Exercise details:
Extract the records below word for word and ignore the images.

↓

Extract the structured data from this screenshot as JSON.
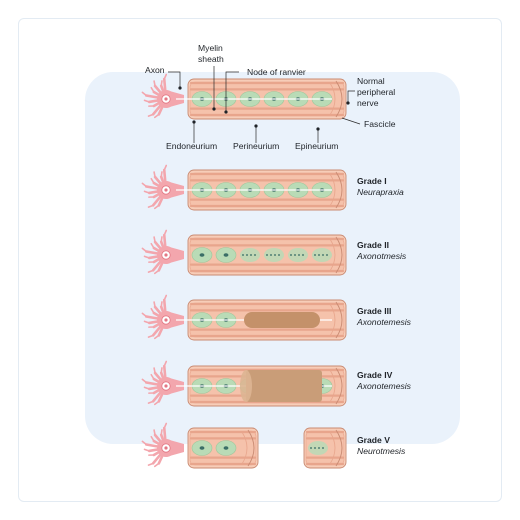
{
  "labels": {
    "axon": "Axon",
    "myelin_sheath_line1": "Myelin",
    "myelin_sheath_line2": "sheath",
    "node_of_ranvier": "Node of ranvier",
    "normal_line1": "Normal",
    "normal_line2": "peripheral",
    "normal_line3": "nerve",
    "fascicle": "Fascicle",
    "endoneurium": "Endoneurium",
    "perineurium": "Perineurium",
    "epineurium": "Epineurium"
  },
  "grades": [
    {
      "grade": "Grade I",
      "name": "Neurapraxia"
    },
    {
      "grade": "Grade II",
      "name": "Axonotmesis"
    },
    {
      "grade": "Grade III",
      "name": "Axonotemesis"
    },
    {
      "grade": "Grade IV",
      "name": "Axonotemesis"
    },
    {
      "grade": "Grade V",
      "name": "Neurotmesis"
    }
  ],
  "colors": {
    "outer_fill": "#f7cdb8",
    "band_stroke": "#e8a58c",
    "edge": "#c98a72",
    "myelin": "#b9dbb6",
    "axon_dark": "#3b6e67",
    "neuron": "#f3a6ad",
    "neuron_core": "#ffffff",
    "damage": "#c4916a",
    "scar": "#c99d78",
    "background_panel": "#eaf2fb"
  }
}
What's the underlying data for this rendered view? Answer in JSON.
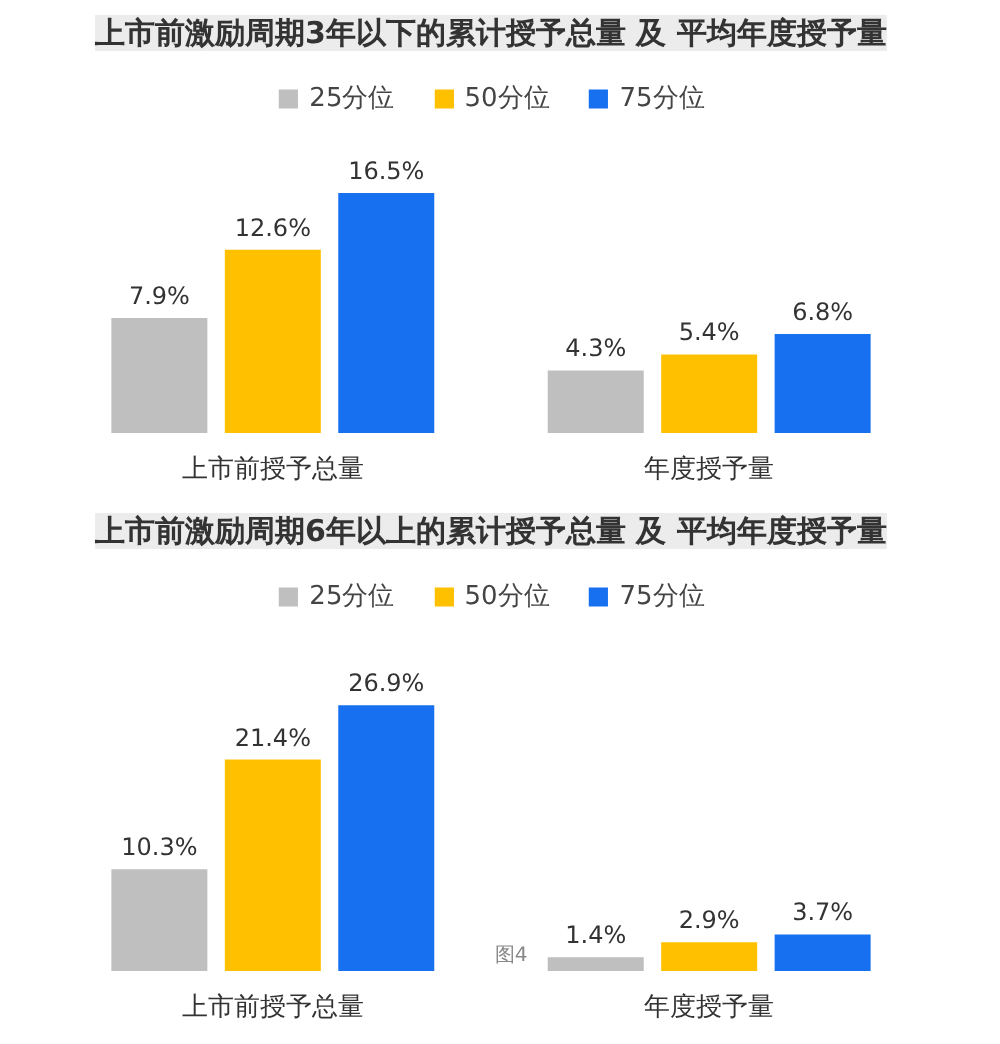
{
  "chart_data": [
    {
      "type": "bar",
      "title": "上市前激励周期3年以下的累计授予总量 及 平均年度授予量",
      "categories": [
        "上市前授予总量",
        "年度授予量"
      ],
      "legend": "top",
      "series": [
        {
          "name": "25分位",
          "color": "#bfbfbf",
          "values": [
            7.9,
            4.3
          ],
          "value_labels": [
            "7.9%",
            "4.3%"
          ]
        },
        {
          "name": "50分位",
          "color": "#ffc000",
          "values": [
            12.6,
            5.4
          ],
          "value_labels": [
            "12.6%",
            "5.4%"
          ]
        },
        {
          "name": "75分位",
          "color": "#1670f0",
          "values": [
            16.5,
            6.8
          ],
          "value_labels": [
            "16.5%",
            "6.8%"
          ]
        }
      ]
    },
    {
      "type": "bar",
      "title": "上市前激励周期6年以上的累计授予总量 及 平均年度授予量",
      "categories": [
        "上市前授予总量",
        "年度授予量"
      ],
      "legend": "top",
      "annotations": [
        "图4"
      ],
      "series": [
        {
          "name": "25分位",
          "color": "#bfbfbf",
          "values": [
            10.3,
            1.4
          ],
          "value_labels": [
            "10.3%",
            "1.4%"
          ]
        },
        {
          "name": "50分位",
          "color": "#ffc000",
          "values": [
            21.4,
            2.9
          ],
          "value_labels": [
            "21.4%",
            "2.9%"
          ]
        },
        {
          "name": "75分位",
          "color": "#1670f0",
          "values": [
            26.9,
            3.7
          ],
          "value_labels": [
            "26.9%",
            "3.7%"
          ]
        }
      ]
    }
  ]
}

↑

Output of the task:
Extract the structured data from this screenshot as JSON.
{
  "labels": {
    "axon": "Axon",
    "myelin_sheath_line1": "Myelin",
    "myelin_sheath_line2": "sheath",
    "node_of_ranvier": "Node of ranvier",
    "normal_line1": "Normal",
    "normal_line2": "peripheral",
    "normal_line3": "nerve",
    "fascicle": "Fascicle",
    "endoneurium": "Endoneurium",
    "perineurium": "Perineurium",
    "epineurium": "Epineurium"
  },
  "grades": [
    {
      "grade": "Grade I",
      "name": "Neurapraxia"
    },
    {
      "grade": "Grade II",
      "name": "Axonotmesis"
    },
    {
      "grade": "Grade III",
      "name": "Axonotemesis"
    },
    {
      "grade": "Grade IV",
      "name": "Axonotemesis"
    },
    {
      "grade": "Grade V",
      "name": "Neurotmesis"
    }
  ],
  "colors": {
    "outer_fill": "#f7cdb8",
    "band_stroke": "#e8a58c",
    "edge": "#c98a72",
    "myelin": "#b9dbb6",
    "axon_dark": "#3b6e67",
    "neuron": "#f3a6ad",
    "neuron_core": "#ffffff",
    "damage": "#c4916a",
    "scar": "#c99d78",
    "background_panel": "#eaf2fb"
  }
}
What's the underlying data for this rendered view? Answer in JSON.
{
  "chart_data": [
    {
      "type": "bar",
      "title": "上市前激励周期3年以下的累计授予总量 及 平均年度授予量",
      "categories": [
        "上市前授予总量",
        "年度授予量"
      ],
      "legend": "top",
      "series": [
        {
          "name": "25分位",
          "color": "#bfbfbf",
          "values": [
            7.9,
            4.3
          ],
          "value_labels": [
            "7.9%",
            "4.3%"
          ]
        },
        {
          "name": "50分位",
          "color": "#ffc000",
          "values": [
            12.6,
            5.4
          ],
          "value_labels": [
            "12.6%",
            "5.4%"
          ]
        },
        {
          "name": "75分位",
          "color": "#1670f0",
          "values": [
            16.5,
            6.8
          ],
          "value_labels": [
            "16.5%",
            "6.8%"
          ]
        }
      ]
    },
    {
      "type": "bar",
      "title": "上市前激励周期6年以上的累计授予总量 及 平均年度授予量",
      "categories": [
        "上市前授予总量",
        "年度授予量"
      ],
      "legend": "top",
      "annotations": [
        "图4"
      ],
      "series": [
        {
          "name": "25分位",
          "color": "#bfbfbf",
          "values": [
            10.3,
            1.4
          ],
          "value_labels": [
            "10.3%",
            "1.4%"
          ]
        },
        {
          "name": "50分位",
          "color": "#ffc000",
          "values": [
            21.4,
            2.9
          ],
          "value_labels": [
            "21.4%",
            "2.9%"
          ]
        },
        {
          "name": "75分位",
          "color": "#1670f0",
          "values": [
            26.9,
            3.7
          ],
          "value_labels": [
            "26.9%",
            "3.7%"
          ]
        }
      ]
    }
  ]
}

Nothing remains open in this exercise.